--- begin Dataset content ---

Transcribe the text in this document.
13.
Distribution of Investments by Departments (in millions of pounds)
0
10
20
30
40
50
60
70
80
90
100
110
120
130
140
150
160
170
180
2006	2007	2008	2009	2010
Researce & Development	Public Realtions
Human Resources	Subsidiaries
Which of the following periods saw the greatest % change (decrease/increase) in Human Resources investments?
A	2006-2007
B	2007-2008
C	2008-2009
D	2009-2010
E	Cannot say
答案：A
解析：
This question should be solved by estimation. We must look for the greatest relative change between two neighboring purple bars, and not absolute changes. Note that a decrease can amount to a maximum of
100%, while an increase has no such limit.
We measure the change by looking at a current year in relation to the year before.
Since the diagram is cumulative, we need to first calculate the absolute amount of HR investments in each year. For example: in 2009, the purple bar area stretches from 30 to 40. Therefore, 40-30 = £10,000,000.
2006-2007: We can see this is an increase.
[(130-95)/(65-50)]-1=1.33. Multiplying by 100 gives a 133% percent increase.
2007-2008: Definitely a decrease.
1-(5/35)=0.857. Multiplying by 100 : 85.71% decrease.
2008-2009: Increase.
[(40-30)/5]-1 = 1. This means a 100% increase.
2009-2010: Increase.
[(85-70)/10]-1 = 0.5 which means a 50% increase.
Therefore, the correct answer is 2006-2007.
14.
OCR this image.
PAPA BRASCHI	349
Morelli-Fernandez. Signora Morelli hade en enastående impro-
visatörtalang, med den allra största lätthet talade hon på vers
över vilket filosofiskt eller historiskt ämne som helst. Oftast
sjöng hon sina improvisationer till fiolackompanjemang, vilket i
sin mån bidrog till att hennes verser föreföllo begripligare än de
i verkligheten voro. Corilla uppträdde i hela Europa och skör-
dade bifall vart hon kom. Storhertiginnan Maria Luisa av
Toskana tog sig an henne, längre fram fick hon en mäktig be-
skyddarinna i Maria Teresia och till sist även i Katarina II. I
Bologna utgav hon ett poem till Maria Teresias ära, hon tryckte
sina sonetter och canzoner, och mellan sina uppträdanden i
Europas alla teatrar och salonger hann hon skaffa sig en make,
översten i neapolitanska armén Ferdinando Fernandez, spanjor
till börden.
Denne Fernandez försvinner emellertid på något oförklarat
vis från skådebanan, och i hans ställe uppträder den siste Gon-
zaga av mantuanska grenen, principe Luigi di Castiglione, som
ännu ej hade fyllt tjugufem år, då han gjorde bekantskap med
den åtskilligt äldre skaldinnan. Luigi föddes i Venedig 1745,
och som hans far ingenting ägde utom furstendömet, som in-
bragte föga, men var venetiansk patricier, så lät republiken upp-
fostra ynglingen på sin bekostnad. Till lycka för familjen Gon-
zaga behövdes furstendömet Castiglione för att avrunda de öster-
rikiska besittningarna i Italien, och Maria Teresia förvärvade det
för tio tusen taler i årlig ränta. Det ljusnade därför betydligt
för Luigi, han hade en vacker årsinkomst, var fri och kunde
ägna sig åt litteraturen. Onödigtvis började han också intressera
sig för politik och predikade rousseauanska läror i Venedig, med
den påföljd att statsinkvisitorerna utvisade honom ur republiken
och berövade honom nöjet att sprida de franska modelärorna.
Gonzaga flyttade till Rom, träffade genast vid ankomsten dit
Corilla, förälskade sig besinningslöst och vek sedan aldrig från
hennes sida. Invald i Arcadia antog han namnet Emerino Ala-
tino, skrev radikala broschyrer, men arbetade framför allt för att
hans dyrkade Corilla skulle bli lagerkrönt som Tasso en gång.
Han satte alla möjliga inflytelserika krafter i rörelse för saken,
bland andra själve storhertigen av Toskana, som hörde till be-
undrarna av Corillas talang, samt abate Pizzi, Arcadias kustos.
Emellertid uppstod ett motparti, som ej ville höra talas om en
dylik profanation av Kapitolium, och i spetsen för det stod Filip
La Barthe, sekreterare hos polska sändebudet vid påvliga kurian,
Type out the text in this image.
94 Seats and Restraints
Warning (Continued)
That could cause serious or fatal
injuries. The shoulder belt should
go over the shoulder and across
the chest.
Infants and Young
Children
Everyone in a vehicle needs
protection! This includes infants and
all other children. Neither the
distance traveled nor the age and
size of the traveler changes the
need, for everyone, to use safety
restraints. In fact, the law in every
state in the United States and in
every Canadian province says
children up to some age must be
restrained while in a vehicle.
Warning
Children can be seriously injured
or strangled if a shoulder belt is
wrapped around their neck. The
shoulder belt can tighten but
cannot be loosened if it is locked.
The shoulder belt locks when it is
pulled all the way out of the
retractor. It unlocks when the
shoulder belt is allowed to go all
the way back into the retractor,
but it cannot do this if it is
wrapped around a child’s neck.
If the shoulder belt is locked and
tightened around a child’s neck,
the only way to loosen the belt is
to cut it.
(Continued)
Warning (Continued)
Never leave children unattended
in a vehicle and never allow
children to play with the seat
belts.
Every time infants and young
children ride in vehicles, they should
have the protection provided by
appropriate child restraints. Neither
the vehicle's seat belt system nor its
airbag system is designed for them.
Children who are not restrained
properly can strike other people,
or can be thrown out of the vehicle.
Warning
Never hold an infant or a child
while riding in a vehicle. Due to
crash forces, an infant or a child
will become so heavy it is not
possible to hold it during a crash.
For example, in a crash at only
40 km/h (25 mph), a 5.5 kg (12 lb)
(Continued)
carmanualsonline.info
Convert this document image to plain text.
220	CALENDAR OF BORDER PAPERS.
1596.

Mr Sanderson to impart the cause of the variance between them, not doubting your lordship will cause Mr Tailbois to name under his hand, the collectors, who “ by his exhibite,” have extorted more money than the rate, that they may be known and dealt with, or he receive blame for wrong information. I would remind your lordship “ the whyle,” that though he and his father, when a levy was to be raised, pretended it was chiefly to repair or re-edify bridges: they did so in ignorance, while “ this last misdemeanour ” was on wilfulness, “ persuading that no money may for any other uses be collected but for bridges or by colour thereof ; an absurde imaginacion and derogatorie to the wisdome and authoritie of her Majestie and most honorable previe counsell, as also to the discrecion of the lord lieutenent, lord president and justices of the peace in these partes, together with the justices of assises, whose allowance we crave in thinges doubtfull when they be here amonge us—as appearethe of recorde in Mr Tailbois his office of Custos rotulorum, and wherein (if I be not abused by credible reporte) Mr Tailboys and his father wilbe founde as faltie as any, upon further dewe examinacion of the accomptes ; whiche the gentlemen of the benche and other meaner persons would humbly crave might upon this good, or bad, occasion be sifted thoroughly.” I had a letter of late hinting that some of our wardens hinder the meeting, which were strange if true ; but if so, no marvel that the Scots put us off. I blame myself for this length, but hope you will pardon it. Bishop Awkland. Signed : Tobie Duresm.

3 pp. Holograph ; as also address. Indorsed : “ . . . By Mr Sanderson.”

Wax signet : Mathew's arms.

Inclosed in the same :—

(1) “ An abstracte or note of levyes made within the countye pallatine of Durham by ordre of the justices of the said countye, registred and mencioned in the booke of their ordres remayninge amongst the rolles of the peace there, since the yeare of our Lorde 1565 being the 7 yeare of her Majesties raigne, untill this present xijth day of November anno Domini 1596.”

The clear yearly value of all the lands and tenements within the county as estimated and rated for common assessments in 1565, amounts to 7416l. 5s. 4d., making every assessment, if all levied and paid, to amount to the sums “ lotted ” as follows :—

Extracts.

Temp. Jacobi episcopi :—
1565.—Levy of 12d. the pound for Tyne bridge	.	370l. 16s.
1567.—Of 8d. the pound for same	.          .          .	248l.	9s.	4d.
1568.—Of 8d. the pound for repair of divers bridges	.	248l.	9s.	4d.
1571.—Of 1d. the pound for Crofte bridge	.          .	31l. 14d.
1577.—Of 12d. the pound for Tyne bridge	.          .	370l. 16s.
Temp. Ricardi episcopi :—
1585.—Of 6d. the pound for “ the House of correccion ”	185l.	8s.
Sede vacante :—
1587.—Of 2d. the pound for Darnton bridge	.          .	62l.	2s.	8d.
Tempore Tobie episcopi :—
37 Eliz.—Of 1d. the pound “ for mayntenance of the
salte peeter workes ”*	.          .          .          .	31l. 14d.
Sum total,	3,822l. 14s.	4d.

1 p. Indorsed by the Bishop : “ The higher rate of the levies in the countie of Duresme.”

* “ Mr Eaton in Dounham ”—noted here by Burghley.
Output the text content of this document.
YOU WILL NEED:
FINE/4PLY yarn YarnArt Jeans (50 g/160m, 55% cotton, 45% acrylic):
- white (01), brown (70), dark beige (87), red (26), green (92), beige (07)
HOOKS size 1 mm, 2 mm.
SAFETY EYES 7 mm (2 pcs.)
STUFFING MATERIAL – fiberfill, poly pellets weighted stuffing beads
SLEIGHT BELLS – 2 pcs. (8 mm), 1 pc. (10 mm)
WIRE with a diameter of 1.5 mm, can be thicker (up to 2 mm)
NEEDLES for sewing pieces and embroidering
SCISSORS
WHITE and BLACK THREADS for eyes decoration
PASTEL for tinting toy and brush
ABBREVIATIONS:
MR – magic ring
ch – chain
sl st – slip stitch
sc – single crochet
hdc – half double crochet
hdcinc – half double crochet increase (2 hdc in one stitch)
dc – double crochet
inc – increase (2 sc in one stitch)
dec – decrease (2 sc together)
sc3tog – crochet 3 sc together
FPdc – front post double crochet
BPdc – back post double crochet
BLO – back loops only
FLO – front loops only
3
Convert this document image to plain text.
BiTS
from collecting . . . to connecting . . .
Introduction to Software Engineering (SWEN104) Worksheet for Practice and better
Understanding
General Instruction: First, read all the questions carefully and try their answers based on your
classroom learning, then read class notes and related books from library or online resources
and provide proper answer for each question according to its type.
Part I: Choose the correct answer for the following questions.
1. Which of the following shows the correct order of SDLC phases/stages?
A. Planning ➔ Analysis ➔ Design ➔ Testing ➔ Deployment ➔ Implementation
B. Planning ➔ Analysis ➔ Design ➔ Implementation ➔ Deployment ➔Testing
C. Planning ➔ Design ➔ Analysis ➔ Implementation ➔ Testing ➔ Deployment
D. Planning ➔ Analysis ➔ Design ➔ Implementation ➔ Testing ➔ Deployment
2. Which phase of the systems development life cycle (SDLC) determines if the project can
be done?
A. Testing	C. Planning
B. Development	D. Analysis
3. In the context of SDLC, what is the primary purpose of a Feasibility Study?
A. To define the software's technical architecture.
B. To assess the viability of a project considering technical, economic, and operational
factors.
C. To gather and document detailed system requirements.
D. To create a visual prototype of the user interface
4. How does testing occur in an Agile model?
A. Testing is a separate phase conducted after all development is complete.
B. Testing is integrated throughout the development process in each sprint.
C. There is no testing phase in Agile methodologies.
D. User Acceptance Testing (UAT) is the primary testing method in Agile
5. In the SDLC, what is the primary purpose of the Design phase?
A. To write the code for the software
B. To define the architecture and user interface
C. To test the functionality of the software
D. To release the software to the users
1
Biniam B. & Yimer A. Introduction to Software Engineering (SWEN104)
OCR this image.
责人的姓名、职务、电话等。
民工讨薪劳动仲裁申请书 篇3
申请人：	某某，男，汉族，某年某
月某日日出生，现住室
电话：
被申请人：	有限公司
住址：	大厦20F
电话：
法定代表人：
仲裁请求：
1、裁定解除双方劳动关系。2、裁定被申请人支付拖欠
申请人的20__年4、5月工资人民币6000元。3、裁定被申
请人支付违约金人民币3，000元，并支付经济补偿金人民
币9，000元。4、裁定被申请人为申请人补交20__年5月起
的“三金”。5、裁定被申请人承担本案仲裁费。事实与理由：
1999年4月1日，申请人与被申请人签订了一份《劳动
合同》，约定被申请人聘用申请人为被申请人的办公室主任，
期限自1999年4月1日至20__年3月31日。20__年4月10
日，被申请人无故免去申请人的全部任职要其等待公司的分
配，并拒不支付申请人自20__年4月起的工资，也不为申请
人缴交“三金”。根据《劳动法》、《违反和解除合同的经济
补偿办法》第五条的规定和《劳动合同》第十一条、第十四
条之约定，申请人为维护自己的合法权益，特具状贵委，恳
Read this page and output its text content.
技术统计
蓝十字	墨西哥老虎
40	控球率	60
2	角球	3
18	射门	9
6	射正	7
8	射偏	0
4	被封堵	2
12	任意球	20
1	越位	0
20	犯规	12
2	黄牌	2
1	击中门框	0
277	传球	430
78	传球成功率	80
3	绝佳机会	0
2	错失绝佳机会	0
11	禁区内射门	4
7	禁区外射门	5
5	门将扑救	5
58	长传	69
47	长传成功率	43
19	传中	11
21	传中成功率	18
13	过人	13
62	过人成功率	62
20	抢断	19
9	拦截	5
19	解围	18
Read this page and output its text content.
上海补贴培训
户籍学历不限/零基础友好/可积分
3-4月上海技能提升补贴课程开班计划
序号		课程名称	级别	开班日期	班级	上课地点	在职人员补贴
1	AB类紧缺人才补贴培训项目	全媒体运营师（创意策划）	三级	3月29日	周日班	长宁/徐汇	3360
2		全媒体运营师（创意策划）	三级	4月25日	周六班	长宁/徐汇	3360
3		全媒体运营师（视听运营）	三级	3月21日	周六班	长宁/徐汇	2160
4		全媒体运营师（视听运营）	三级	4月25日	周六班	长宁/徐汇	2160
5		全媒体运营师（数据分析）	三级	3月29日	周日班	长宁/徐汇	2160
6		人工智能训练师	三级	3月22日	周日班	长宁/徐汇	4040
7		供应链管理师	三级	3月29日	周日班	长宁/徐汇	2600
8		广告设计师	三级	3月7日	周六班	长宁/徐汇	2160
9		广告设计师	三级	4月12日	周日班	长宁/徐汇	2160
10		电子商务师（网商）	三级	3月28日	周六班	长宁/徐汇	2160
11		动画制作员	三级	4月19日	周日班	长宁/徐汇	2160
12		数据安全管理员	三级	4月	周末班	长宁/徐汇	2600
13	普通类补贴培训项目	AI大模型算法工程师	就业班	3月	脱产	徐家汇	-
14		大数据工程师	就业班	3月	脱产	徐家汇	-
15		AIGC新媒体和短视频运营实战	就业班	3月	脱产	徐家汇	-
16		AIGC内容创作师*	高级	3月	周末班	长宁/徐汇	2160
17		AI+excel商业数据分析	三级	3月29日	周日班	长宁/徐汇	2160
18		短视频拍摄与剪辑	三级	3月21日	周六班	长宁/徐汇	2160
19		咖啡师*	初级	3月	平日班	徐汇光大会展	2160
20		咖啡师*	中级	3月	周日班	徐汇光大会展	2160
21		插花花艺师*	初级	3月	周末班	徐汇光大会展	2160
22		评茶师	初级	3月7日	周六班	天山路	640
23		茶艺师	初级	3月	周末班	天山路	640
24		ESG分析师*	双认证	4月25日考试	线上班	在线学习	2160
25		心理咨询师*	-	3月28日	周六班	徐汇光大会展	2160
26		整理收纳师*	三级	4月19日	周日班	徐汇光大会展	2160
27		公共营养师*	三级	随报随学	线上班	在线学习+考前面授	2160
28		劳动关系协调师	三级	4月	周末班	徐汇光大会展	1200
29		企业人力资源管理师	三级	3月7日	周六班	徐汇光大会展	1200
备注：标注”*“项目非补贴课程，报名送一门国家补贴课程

--- end Dataset content ---

## What you will do
From the entries above, copy every line containing the word "Castiglione".

## Output below
zaga av mantuanska grenen, principe Luigi di Castiglione, som
zaga behövdes furstendömet Castiglione för att avrunda de öster-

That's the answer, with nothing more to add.